> [Exercise]
Present the following data again exactly as it is shown.

> [Information given]
....................

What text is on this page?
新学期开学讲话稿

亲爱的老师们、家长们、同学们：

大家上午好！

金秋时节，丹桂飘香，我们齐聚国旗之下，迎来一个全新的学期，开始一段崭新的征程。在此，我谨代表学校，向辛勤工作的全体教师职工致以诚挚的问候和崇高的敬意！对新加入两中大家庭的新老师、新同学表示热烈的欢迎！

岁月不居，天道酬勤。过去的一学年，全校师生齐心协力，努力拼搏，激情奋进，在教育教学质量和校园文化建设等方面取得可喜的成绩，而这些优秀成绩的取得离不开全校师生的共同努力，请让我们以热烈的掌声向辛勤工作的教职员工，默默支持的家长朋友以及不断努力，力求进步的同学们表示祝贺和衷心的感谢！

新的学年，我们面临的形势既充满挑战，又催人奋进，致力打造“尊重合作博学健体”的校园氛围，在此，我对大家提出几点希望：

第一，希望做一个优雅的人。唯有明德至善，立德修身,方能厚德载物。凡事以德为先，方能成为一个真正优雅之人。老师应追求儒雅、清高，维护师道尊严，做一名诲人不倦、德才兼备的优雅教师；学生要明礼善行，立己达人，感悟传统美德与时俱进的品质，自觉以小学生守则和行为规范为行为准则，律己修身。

....................

> [Reply]
What text is on this page?
新学期开学讲话稿

亲爱的老师们、家长们、同学们：

大家上午好！

金秋时节，丹桂飘香，我们齐聚国旗之下，迎来一个全新的学期，开始一段崭新的征程。在此，我谨代表学校，向辛勤工作的全体教师职工致以诚挚的问候和崇高的敬意！对新加入两中大家庭的新老师、新同学表示热烈的欢迎！

岁月不居，天道酬勤。过去的一学年，全校师生齐心协力，努力拼搏，激情奋进，在教育教学质量和校园文化建设等方面取得可喜的成绩，而这些优秀成绩的取得离不开全校师生的共同努力，请让我们以热烈的掌声向辛勤工作的教职员工，默默支持的家长朋友以及不断努力，力求进步的同学们表示祝贺和衷心的感谢！

新的学年，我们面临的形势既充满挑战，又催人奋进，致力打造“尊重合作博学健体”的校园氛围，在此，我对大家提出几点希望：

第一，希望做一个优雅的人。唯有明德至善，立德修身,方能厚德载物。凡事以德为先，方能成为一个真正优雅之人。老师应追求儒雅、清高，维护师道尊严，做一名诲人不倦、德才兼备的优雅教师；学生要明礼善行，立己达人，感悟传统美德与时俱进的品质，自觉以小学生守则和行为规范为行为准则，律己修身。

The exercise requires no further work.